[Dataset entries]
>> BEGIN

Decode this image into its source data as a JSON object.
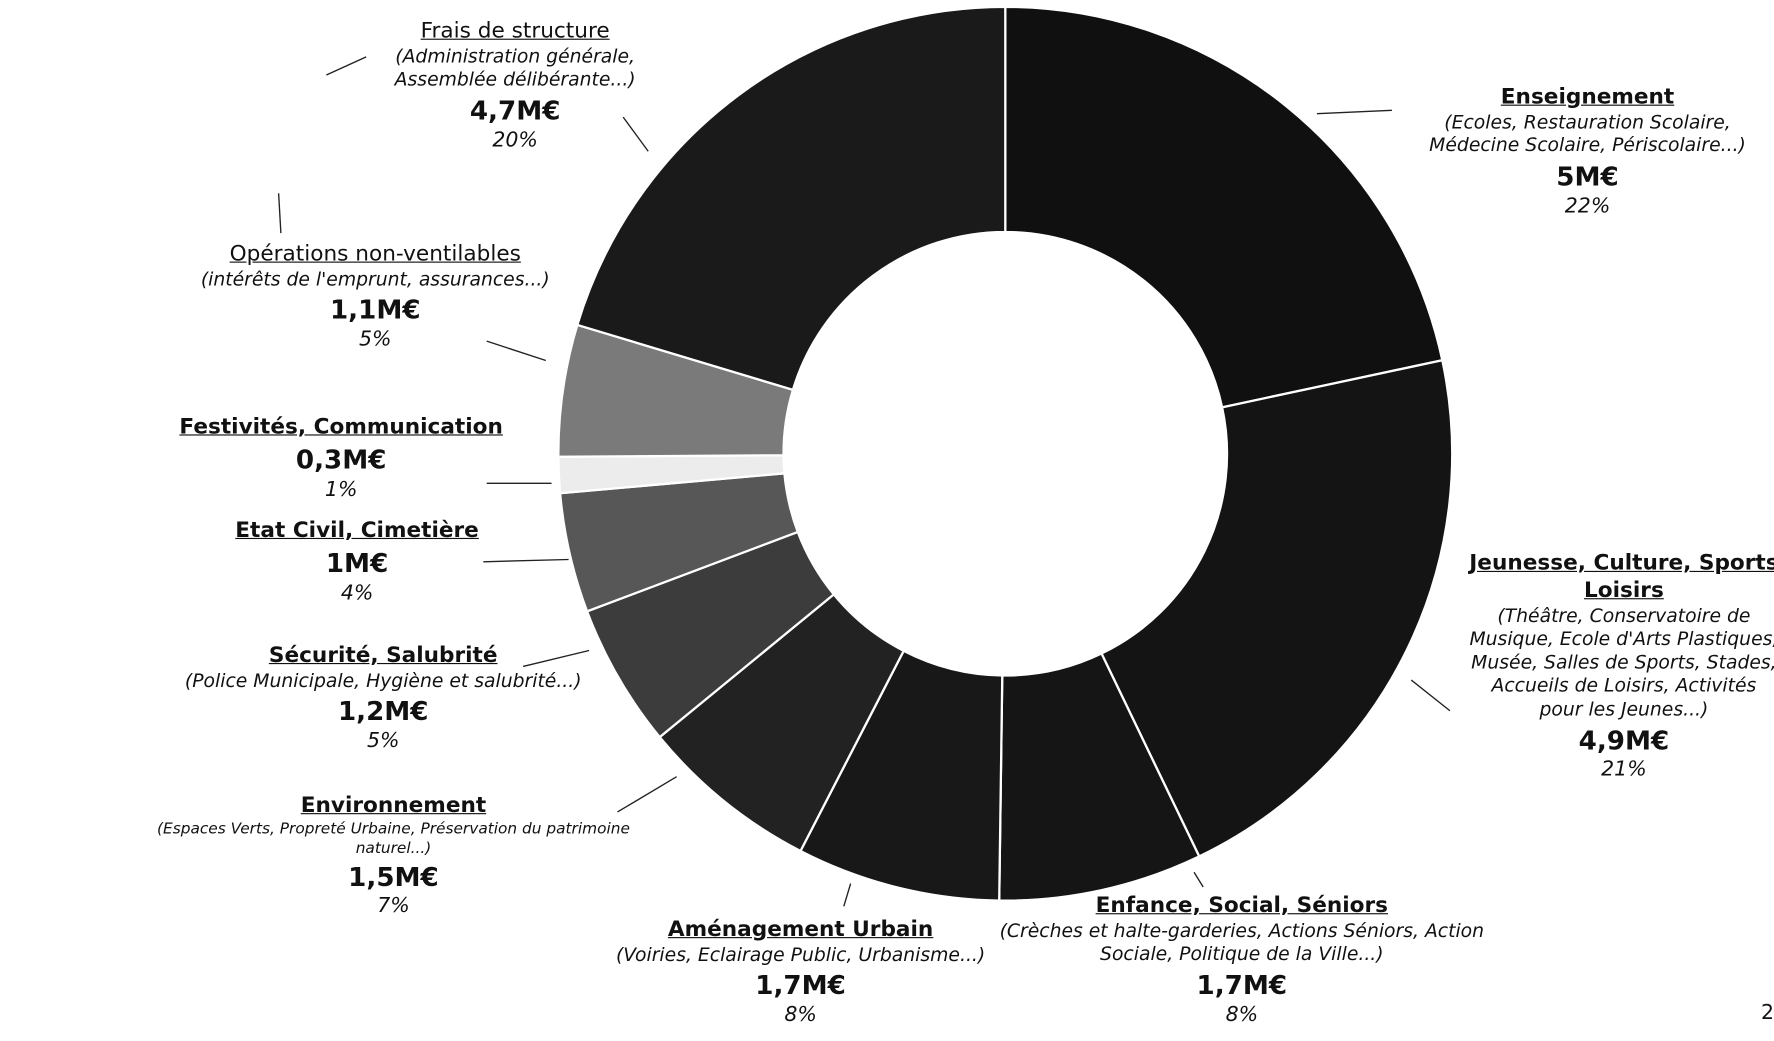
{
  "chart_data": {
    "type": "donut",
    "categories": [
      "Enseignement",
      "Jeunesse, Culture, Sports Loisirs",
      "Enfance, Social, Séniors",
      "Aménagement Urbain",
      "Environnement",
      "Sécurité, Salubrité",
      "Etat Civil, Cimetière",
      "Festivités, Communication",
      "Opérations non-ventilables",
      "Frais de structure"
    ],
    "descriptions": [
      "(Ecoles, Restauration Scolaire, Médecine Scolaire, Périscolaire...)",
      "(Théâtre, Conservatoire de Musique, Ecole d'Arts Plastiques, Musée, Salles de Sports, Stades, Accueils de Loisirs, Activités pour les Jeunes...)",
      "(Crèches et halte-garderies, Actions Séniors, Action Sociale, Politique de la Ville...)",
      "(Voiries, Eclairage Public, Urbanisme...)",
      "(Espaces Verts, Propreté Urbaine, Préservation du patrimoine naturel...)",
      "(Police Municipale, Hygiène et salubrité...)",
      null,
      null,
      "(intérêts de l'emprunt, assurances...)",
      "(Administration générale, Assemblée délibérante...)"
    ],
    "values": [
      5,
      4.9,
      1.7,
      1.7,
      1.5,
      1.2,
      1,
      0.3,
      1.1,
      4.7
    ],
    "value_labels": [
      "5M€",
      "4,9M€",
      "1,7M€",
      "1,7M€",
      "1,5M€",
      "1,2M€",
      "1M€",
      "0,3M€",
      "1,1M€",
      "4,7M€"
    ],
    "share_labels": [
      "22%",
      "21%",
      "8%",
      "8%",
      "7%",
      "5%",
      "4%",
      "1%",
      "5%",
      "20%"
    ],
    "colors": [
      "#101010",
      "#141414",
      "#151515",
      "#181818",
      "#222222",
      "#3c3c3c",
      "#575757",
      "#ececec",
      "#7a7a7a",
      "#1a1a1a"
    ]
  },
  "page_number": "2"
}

>> END
>> BEGIN

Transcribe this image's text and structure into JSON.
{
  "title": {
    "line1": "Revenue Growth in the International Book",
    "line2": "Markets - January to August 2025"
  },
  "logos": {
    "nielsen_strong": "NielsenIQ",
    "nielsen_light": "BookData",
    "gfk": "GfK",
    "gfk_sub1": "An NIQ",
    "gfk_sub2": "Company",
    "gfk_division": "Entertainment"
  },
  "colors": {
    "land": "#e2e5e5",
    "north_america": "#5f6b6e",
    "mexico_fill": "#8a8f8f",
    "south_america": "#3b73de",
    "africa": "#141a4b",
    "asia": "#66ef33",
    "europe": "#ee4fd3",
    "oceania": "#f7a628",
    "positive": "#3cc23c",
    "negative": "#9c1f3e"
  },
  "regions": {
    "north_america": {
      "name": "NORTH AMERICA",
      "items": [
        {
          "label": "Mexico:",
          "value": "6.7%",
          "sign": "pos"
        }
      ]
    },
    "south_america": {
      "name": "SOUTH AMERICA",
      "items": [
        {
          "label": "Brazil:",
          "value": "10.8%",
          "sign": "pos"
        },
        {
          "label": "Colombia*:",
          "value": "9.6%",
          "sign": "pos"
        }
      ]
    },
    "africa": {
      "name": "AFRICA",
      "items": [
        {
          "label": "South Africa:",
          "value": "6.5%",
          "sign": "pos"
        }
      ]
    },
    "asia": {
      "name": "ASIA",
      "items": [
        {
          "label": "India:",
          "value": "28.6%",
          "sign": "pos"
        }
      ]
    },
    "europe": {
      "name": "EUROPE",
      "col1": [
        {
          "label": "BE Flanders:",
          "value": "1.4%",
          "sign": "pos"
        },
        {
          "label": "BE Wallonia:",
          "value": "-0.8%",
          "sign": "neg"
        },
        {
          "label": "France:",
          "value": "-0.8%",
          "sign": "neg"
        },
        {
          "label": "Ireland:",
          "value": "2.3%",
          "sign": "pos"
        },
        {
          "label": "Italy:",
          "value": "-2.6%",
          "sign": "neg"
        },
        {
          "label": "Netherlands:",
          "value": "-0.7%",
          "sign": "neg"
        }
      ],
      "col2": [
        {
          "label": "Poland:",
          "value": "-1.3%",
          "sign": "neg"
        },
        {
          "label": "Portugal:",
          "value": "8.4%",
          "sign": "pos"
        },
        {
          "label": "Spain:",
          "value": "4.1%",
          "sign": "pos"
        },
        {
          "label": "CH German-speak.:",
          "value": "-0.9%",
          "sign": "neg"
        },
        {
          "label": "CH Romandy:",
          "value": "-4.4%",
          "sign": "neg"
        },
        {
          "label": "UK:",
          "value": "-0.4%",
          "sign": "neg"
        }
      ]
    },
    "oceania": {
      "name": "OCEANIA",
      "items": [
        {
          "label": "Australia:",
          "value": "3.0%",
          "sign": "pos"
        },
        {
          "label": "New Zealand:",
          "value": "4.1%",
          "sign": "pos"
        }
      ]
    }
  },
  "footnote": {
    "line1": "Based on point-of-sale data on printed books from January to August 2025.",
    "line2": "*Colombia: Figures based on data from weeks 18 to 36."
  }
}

>> END

▶ _Written exercise_: Using the records given above, list every line that includes the word "this".

▶ _Answer_:
Decode this image into its source data as a JSON object.
Transcribe this image's text and structure into JSON.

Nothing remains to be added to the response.